* Challenge
Examine each line of the data. Copy those that contain the string "ylabel".

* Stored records

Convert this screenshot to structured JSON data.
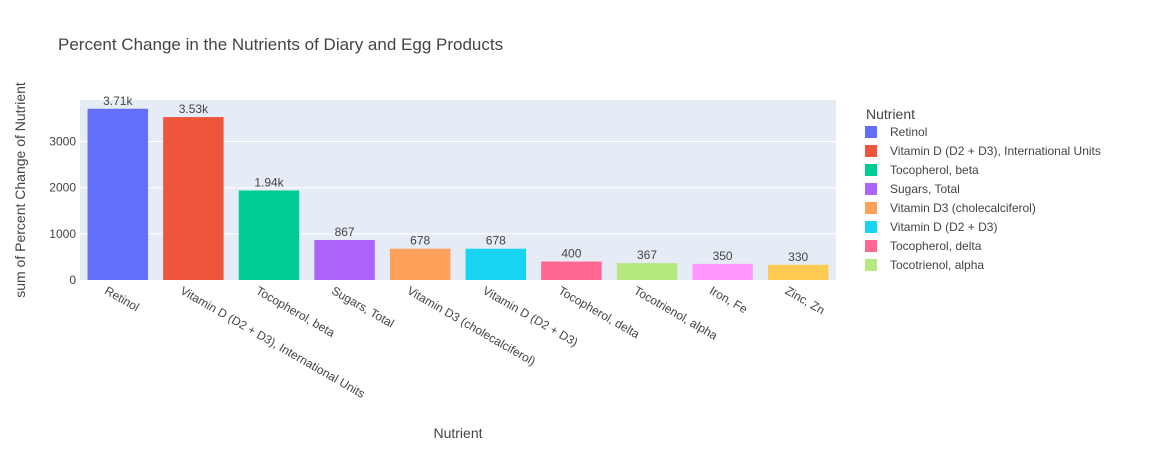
{
  "chart_data": {
    "type": "bar",
    "title": "Percent Change in the Nutrients of Diary and Egg Products",
    "xlabel": "Nutrient",
    "ylabel": "sum of Percent Change of Nutrient",
    "ylim": [
      0,
      3900
    ],
    "yticks": [
      0,
      1000,
      2000,
      3000
    ],
    "grid": true,
    "legend": {
      "title": "Nutrient",
      "position": "right"
    },
    "categories": [
      "Retinol",
      "Vitamin D (D2 + D3), International Units",
      "Tocopherol, beta",
      "Sugars, Total",
      "Vitamin D3 (cholecalciferol)",
      "Vitamin D (D2 + D3)",
      "Tocopherol, delta",
      "Tocotrienol, alpha",
      "Iron, Fe",
      "Zinc, Zn"
    ],
    "values": [
      3710,
      3530,
      1940,
      867,
      678,
      678,
      400,
      367,
      350,
      330
    ],
    "value_labels": [
      "3.71k",
      "3.53k",
      "1.94k",
      "867",
      "678",
      "678",
      "400",
      "367",
      "350",
      "330"
    ],
    "colors": [
      "#636efa",
      "#EF553B",
      "#00cc96",
      "#ab63fa",
      "#FFA15A",
      "#19d3f3",
      "#FF6692",
      "#B6E880",
      "#FF97FF",
      "#FECB52"
    ],
    "legend_entries": [
      "Retinol",
      "Vitamin D (D2 + D3), International Units",
      "Tocopherol, beta",
      "Sugars, Total",
      "Vitamin D3 (cholecalciferol)",
      "Vitamin D (D2 + D3)",
      "Tocopherol, delta",
      "Tocotrienol, alpha"
    ]
  }
}
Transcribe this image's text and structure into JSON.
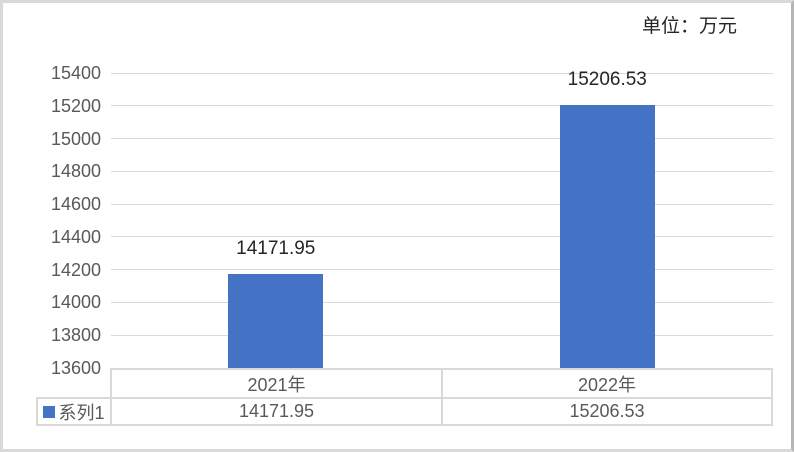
{
  "unit_label": "单位：万元",
  "colors": {
    "bar": "#4472C4",
    "gridline": "#D9D9D9",
    "table_border": "#D9D9D9",
    "axis_text": "#595959",
    "data_label_text": "#262626",
    "background": "#FFFFFF"
  },
  "chart_data": {
    "type": "bar",
    "title": "",
    "unit": "万元",
    "categories": [
      "2021年",
      "2022年"
    ],
    "series": [
      {
        "name": "系列1",
        "values": [
          14171.95,
          15206.53
        ]
      }
    ],
    "data_labels": [
      "14171.95",
      "15206.53"
    ],
    "xlabel": "",
    "ylabel": "",
    "ylim": [
      13600,
      15400
    ],
    "ytick_step": 200,
    "yticks": [
      15400,
      15200,
      15000,
      14800,
      14600,
      14400,
      14200,
      14000,
      13800,
      13600
    ],
    "grid": true,
    "legend_entries": [
      "系列1"
    ],
    "legend_position": "data-table-left",
    "data_table_shown": true
  },
  "data_table": {
    "legend_label": "系列1",
    "headers": [
      "2021年",
      "2022年"
    ],
    "rows": [
      {
        "name": "系列1",
        "values": [
          "14171.95",
          "15206.53"
        ]
      }
    ]
  }
}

* Result below
    "ylabel": "sum of Percent Change of Nutrient",
    "ylabel": "",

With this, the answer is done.